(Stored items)
## Begin
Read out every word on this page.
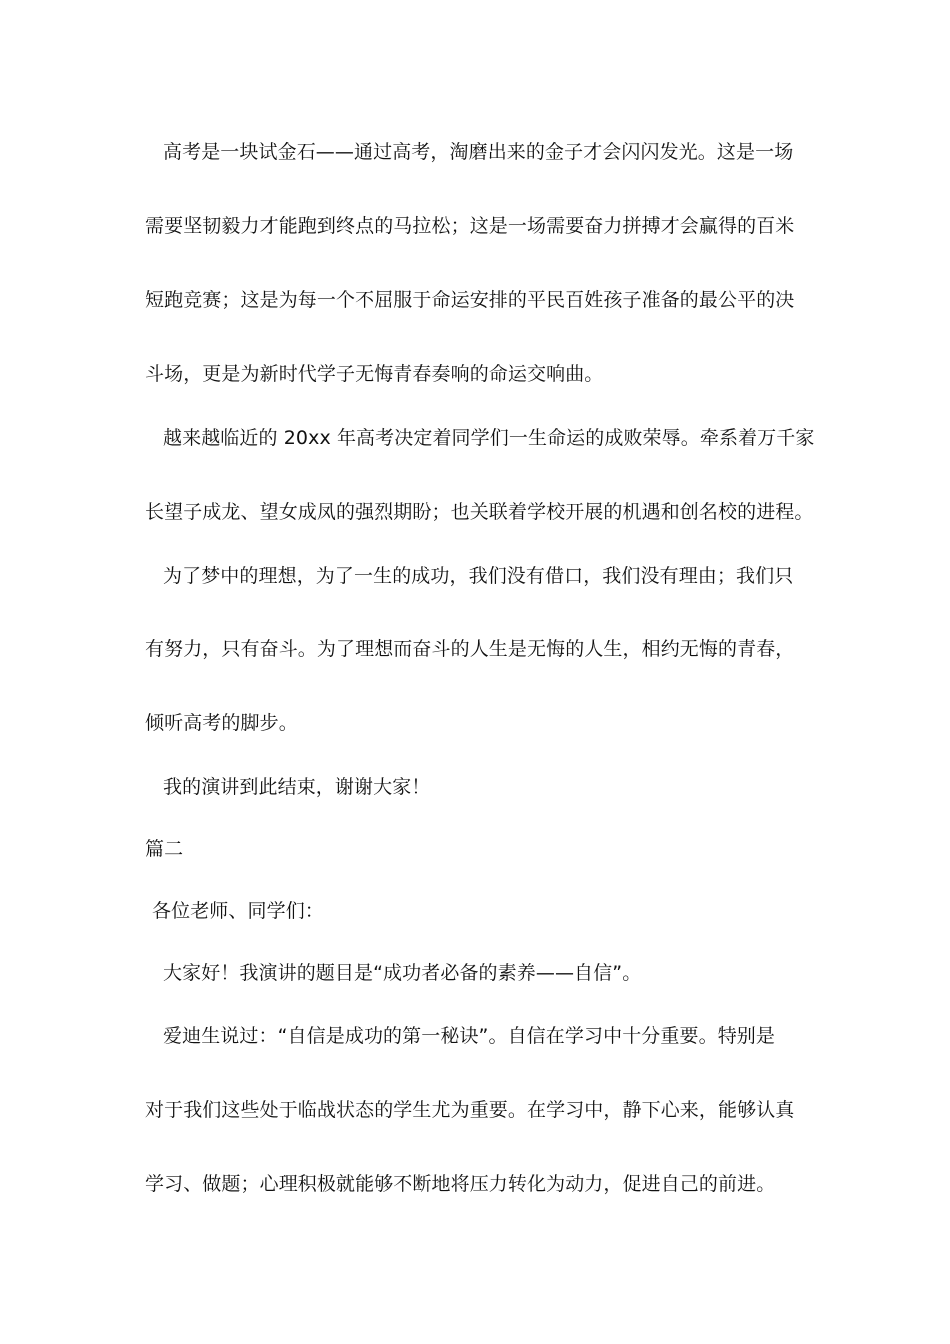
高考是一块试金石——通过高考，淘磨出来的金子才会闪闪发光。这是一场
需要坚韧毅力才能跑到终点的马拉松；这是一场需要奋力拼搏才会赢得的百米
短跑竞赛；这是为每一个不屈服于命运安排的平民百姓孩子准备的最公平的决
斗场，更是为新时代学子无悔青春奏响的命运交响曲。
越来越临近的 20xx 年高考决定着同学们一生命运的成败荣辱。牵系着万千家
长望子成龙、望女成凤的强烈期盼；也关联着学校开展的机遇和创名校的进程。
为了梦中的理想，为了一生的成功，我们没有借口，我们没有理由；我们只
有努力，只有奋斗。为了理想而奋斗的人生是无悔的人生，相约无悔的青春，
倾听高考的脚步。
我的演讲到此结束，谢谢大家！
篇二
各位老师、同学们：
大家好！我演讲的题目是“成功者必备的素养——自信”。
爱迪生说过：“自信是成功的第一秘诀”。自信在学习中十分重要。特别是
对于我们这些处于临战状态的学生尤为重要。在学习中，静下心来，能够认真
学习、做题；心理积极就能够不断地将压力转化为动力，促进自己的前进。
## End
__What you will do__
Reproduce every record above exactly, omitting the pictures.

__Solution to this exercise__
Read out every word on this page.
高考是一块试金石——通过高考，淘磨出来的金子才会闪闪发光。这是一场
需要坚韧毅力才能跑到终点的马拉松；这是一场需要奋力拼搏才会赢得的百米
短跑竞赛；这是为每一个不屈服于命运安排的平民百姓孩子准备的最公平的决
斗场，更是为新时代学子无悔青春奏响的命运交响曲。
越来越临近的 20xx 年高考决定着同学们一生命运的成败荣辱。牵系着万千家
长望子成龙、望女成凤的强烈期盼；也关联着学校开展的机遇和创名校的进程。
为了梦中的理想，为了一生的成功，我们没有借口，我们没有理由；我们只
有努力，只有奋斗。为了理想而奋斗的人生是无悔的人生，相约无悔的青春，
倾听高考的脚步。
我的演讲到此结束，谢谢大家！
篇二
各位老师、同学们：
大家好！我演讲的题目是“成功者必备的素养——自信”。
爱迪生说过：“自信是成功的第一秘诀”。自信在学习中十分重要。特别是
对于我们这些处于临战状态的学生尤为重要。在学习中，静下心来，能够认真
学习、做题；心理积极就能够不断地将压力转化为动力，促进自己的前进。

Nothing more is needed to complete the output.